Copy all lines in which the word "Shared" can be found.

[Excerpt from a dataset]

►

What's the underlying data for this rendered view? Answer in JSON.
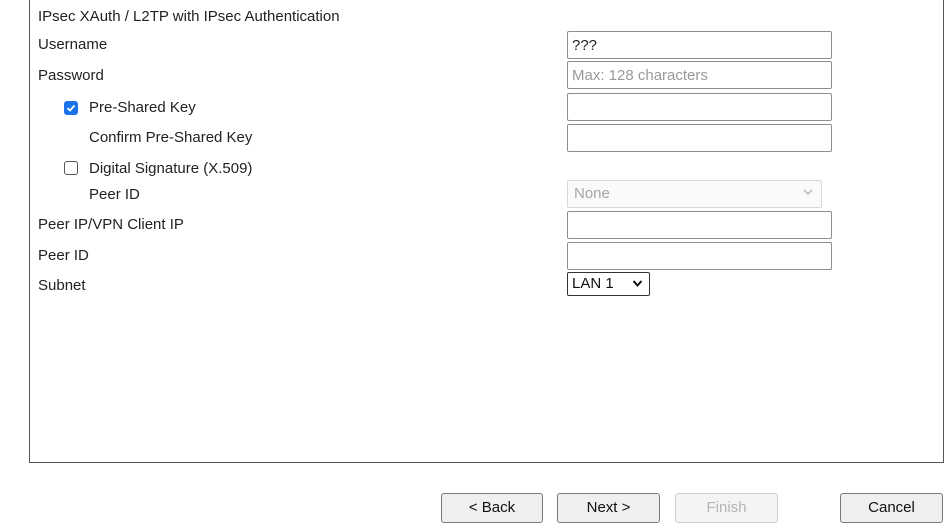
{
  "section": {
    "title": "IPsec XAuth / L2TP with IPsec Authentication"
  },
  "fields": {
    "username": {
      "label": "Username",
      "value": "???"
    },
    "password": {
      "label": "Password",
      "value": "",
      "placeholder": "Max: 128 characters"
    },
    "psk": {
      "label": "Pre-Shared Key",
      "checked": true,
      "value": ""
    },
    "confirm_psk": {
      "label": "Confirm Pre-Shared Key",
      "value": ""
    },
    "digital_signature": {
      "label": "Digital Signature (X.509)",
      "checked": false
    },
    "ds_peer_id": {
      "label": "Peer ID",
      "selected": "None"
    },
    "peer_ip": {
      "label": "Peer IP/VPN Client IP",
      "value": ""
    },
    "peer_id": {
      "label": "Peer ID",
      "value": ""
    },
    "subnet": {
      "label": "Subnet",
      "selected": "LAN 1"
    }
  },
  "buttons": {
    "back": "< Back",
    "next": "Next >",
    "finish": "Finish",
    "cancel": "Cancel"
  },
  "colors": {
    "checkbox_accent": "#1a73e8"
  }
}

◄

§ Result:
      "label": "Pre-Shared Key",
      "label": "Confirm Pre-Shared Key",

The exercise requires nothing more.